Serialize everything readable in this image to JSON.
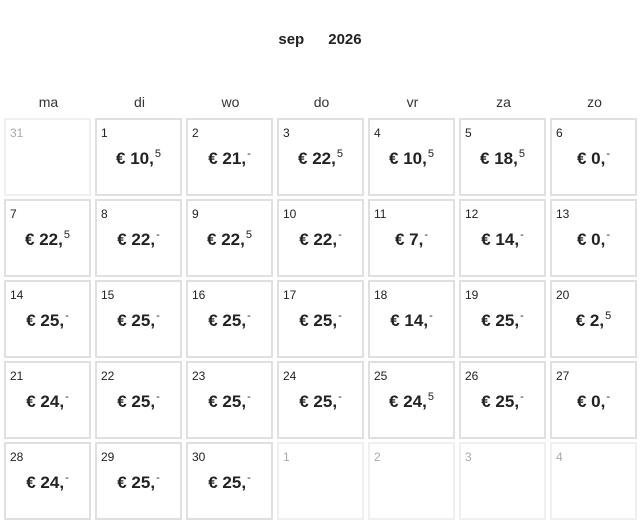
{
  "header": {
    "month": "sep",
    "year": "2026"
  },
  "weekdays": [
    "ma",
    "di",
    "wo",
    "do",
    "vr",
    "za",
    "zo"
  ],
  "days": [
    {
      "d": "31",
      "out": true
    },
    {
      "d": "1",
      "p": "€ 10,",
      "s": "5"
    },
    {
      "d": "2",
      "p": "€ 21,",
      "s": "-"
    },
    {
      "d": "3",
      "p": "€ 22,",
      "s": "5"
    },
    {
      "d": "4",
      "p": "€ 10,",
      "s": "5"
    },
    {
      "d": "5",
      "p": "€ 18,",
      "s": "5"
    },
    {
      "d": "6",
      "p": "€ 0,",
      "s": "-"
    },
    {
      "d": "7",
      "p": "€ 22,",
      "s": "5"
    },
    {
      "d": "8",
      "p": "€ 22,",
      "s": "-"
    },
    {
      "d": "9",
      "p": "€ 22,",
      "s": "5"
    },
    {
      "d": "10",
      "p": "€ 22,",
      "s": "-"
    },
    {
      "d": "11",
      "p": "€ 7,",
      "s": "-"
    },
    {
      "d": "12",
      "p": "€ 14,",
      "s": "-"
    },
    {
      "d": "13",
      "p": "€ 0,",
      "s": "-"
    },
    {
      "d": "14",
      "p": "€ 25,",
      "s": "-"
    },
    {
      "d": "15",
      "p": "€ 25,",
      "s": "-"
    },
    {
      "d": "16",
      "p": "€ 25,",
      "s": "-"
    },
    {
      "d": "17",
      "p": "€ 25,",
      "s": "-"
    },
    {
      "d": "18",
      "p": "€ 14,",
      "s": "-"
    },
    {
      "d": "19",
      "p": "€ 25,",
      "s": "-"
    },
    {
      "d": "20",
      "p": "€ 2,",
      "s": "5"
    },
    {
      "d": "21",
      "p": "€ 24,",
      "s": "-"
    },
    {
      "d": "22",
      "p": "€ 25,",
      "s": "-"
    },
    {
      "d": "23",
      "p": "€ 25,",
      "s": "-"
    },
    {
      "d": "24",
      "p": "€ 25,",
      "s": "-"
    },
    {
      "d": "25",
      "p": "€ 24,",
      "s": "5"
    },
    {
      "d": "26",
      "p": "€ 25,",
      "s": "-"
    },
    {
      "d": "27",
      "p": "€ 0,",
      "s": "-"
    },
    {
      "d": "28",
      "p": "€ 24,",
      "s": "-"
    },
    {
      "d": "29",
      "p": "€ 25,",
      "s": "-"
    },
    {
      "d": "30",
      "p": "€ 25,",
      "s": "-"
    },
    {
      "d": "1",
      "out": true
    },
    {
      "d": "2",
      "out": true
    },
    {
      "d": "3",
      "out": true
    },
    {
      "d": "4",
      "out": true
    }
  ]
}
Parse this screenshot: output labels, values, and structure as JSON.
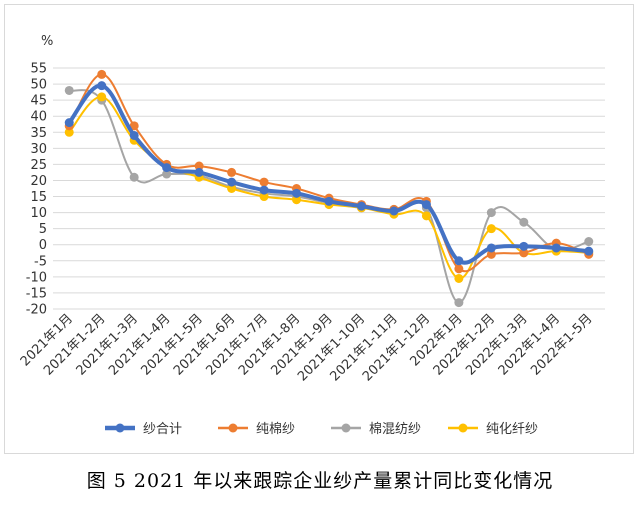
{
  "caption": "图 5   2021 年以来跟踪企业纱产量累计同比变化情况",
  "chart_data": {
    "type": "line",
    "ylabel": "%",
    "ylim": [
      -20,
      55
    ],
    "yticks": [
      55,
      50,
      45,
      40,
      35,
      30,
      25,
      20,
      15,
      10,
      5,
      0,
      -5,
      -10,
      -15,
      -20
    ],
    "grid": true,
    "legend_position": "bottom",
    "categories": [
      "2021年1月",
      "2021年1-2月",
      "2021年1-3月",
      "2021年1-4月",
      "2021年1-5月",
      "2021年1-6月",
      "2021年1-7月",
      "2021年1-8月",
      "2021年1-9月",
      "2021年1-10月",
      "2021年1-11月",
      "2021年1-12月",
      "2022年1月",
      "2022年1-2月",
      "2022年1-3月",
      "2022年1-4月",
      "2022年1-5月"
    ],
    "series": [
      {
        "name": "纱合计",
        "color": "#4472C4",
        "width": 4,
        "values": [
          38,
          49.5,
          34,
          24,
          22.5,
          19.5,
          17,
          16,
          13.5,
          12,
          10.5,
          12.5,
          -5,
          -1,
          -0.5,
          -1,
          -2
        ]
      },
      {
        "name": "纯棉纱",
        "color": "#ED7D31",
        "width": 2,
        "values": [
          37,
          53,
          37,
          25,
          24.5,
          22.5,
          19.5,
          17.5,
          14.5,
          12.5,
          11,
          13.5,
          -7.5,
          -3,
          -2.5,
          0.5,
          -3
        ]
      },
      {
        "name": "棉混纺纱",
        "color": "#A5A5A5",
        "width": 2,
        "values": [
          48,
          45,
          21,
          22,
          21.5,
          18,
          16,
          15,
          13,
          11.5,
          11,
          11.5,
          -18,
          10,
          7,
          -1.5,
          1
        ]
      },
      {
        "name": "纯化纤纱",
        "color": "#FFC000",
        "width": 2,
        "values": [
          35,
          46,
          32.5,
          24.5,
          21,
          17.5,
          15,
          14,
          12.5,
          11.5,
          9.5,
          9,
          -10.5,
          5,
          -2.5,
          -2,
          -2.5
        ]
      }
    ]
  }
}
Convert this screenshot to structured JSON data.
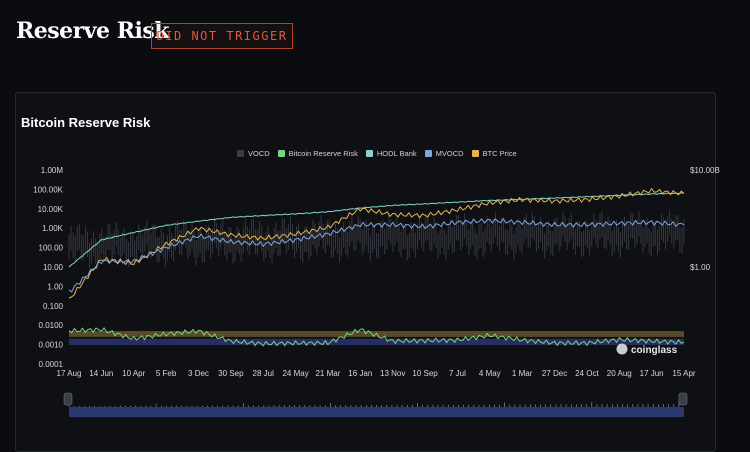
{
  "header": {
    "title": "Reserve Risk",
    "status_badge": "DID NOT TRIGGER"
  },
  "card": {
    "title": "Bitcoin Reserve Risk",
    "watermark": "coinglass"
  },
  "colors": {
    "vocd": "#3a3d45",
    "reserve_risk": "#7ed37a",
    "hodl_bank": "#83d6d0",
    "mvocd": "#7fa7e0",
    "btc_price": "#e3b450",
    "band_high": "#6b5a2e",
    "band_low": "#2a3478"
  },
  "chart_data": {
    "type": "line",
    "title": "Bitcoin Reserve Risk",
    "legend_position": "top-center",
    "legend": [
      "VOCD",
      "Bitcoin Reserve Risk",
      "HODL Bank",
      "MVOCD",
      "BTC Price"
    ],
    "x_tick_labels": [
      "17 Aug",
      "14 Jun",
      "10 Apr",
      "5 Feb",
      "3 Dec",
      "30 Sep",
      "28 Jul",
      "24 May",
      "21 Mar",
      "16 Jan",
      "13 Nov",
      "10 Sep",
      "7 Jul",
      "4 May",
      "1 Mar",
      "27 Dec",
      "24 Oct",
      "20 Aug",
      "17 Jun",
      "15 Apr"
    ],
    "y_left_scale": "log",
    "y_left_ticks": [
      "1.00M",
      "100.00K",
      "10.00K",
      "1.00K",
      "100.00",
      "10.00",
      "1.00",
      "0.100",
      "0.0100",
      "0.0010",
      "0.0001"
    ],
    "y_left_range": [
      0.0001,
      1000000
    ],
    "y_right_ticks": [
      "$10.00B",
      "$1.00"
    ],
    "bands": [
      {
        "name": "upper band",
        "from": 0.0025,
        "to": 0.005
      },
      {
        "name": "lower band",
        "from": 0.00095,
        "to": 0.002
      }
    ],
    "series": [
      {
        "name": "HODL Bank",
        "points": [
          [
            0,
            10
          ],
          [
            1,
            250
          ],
          [
            2,
            600
          ],
          [
            3,
            1400
          ],
          [
            4,
            2300
          ],
          [
            5,
            3600
          ],
          [
            6,
            4500
          ],
          [
            7,
            5500
          ],
          [
            8,
            7000
          ],
          [
            9,
            11000
          ],
          [
            10,
            15000
          ],
          [
            11,
            18000
          ],
          [
            12,
            22000
          ],
          [
            13,
            27000
          ],
          [
            14,
            31000
          ],
          [
            15,
            36000
          ],
          [
            16,
            42000
          ],
          [
            17,
            50000
          ],
          [
            18,
            58000
          ],
          [
            19,
            65000
          ]
        ]
      },
      {
        "name": "BTC Price",
        "points": [
          [
            0,
            0.2
          ],
          [
            1,
            25
          ],
          [
            2,
            15
          ],
          [
            3,
            150
          ],
          [
            4,
            1000
          ],
          [
            5,
            450
          ],
          [
            6,
            300
          ],
          [
            7,
            500
          ],
          [
            8,
            1100
          ],
          [
            9,
            10000
          ],
          [
            10,
            5000
          ],
          [
            11,
            4500
          ],
          [
            12,
            9000
          ],
          [
            13,
            20000
          ],
          [
            14,
            30000
          ],
          [
            15,
            25000
          ],
          [
            16,
            30000
          ],
          [
            17,
            45000
          ],
          [
            18,
            85000
          ],
          [
            19,
            60000
          ]
        ]
      },
      {
        "name": "MVOCD",
        "points": [
          [
            0,
            0.5
          ],
          [
            1,
            20
          ],
          [
            2,
            20
          ],
          [
            3,
            100
          ],
          [
            4,
            400
          ],
          [
            5,
            200
          ],
          [
            6,
            150
          ],
          [
            7,
            250
          ],
          [
            8,
            500
          ],
          [
            9,
            1500
          ],
          [
            10,
            1500
          ],
          [
            11,
            1200
          ],
          [
            12,
            2000
          ],
          [
            13,
            2500
          ],
          [
            14,
            2000
          ],
          [
            15,
            1500
          ],
          [
            16,
            1500
          ],
          [
            17,
            1800
          ],
          [
            18,
            2000
          ],
          [
            19,
            1500
          ]
        ]
      },
      {
        "name": "Bitcoin Reserve Risk",
        "points": [
          [
            0,
            0.005
          ],
          [
            1,
            0.006
          ],
          [
            2,
            0.002
          ],
          [
            3,
            0.0035
          ],
          [
            4,
            0.005
          ],
          [
            5,
            0.0015
          ],
          [
            6,
            0.0011
          ],
          [
            7,
            0.0012
          ],
          [
            8,
            0.0012
          ],
          [
            9,
            0.006
          ],
          [
            10,
            0.0015
          ],
          [
            11,
            0.0016
          ],
          [
            12,
            0.0017
          ],
          [
            13,
            0.003
          ],
          [
            14,
            0.0017
          ],
          [
            15,
            0.0012
          ],
          [
            16,
            0.0012
          ],
          [
            17,
            0.0018
          ],
          [
            18,
            0.0015
          ],
          [
            19,
            0.0013
          ]
        ]
      }
    ]
  }
}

—————

**GOAL**
Reply with nothing except the number of lines in the listing above that include "name".

**SOLUTION TO THE PROBLEM**
10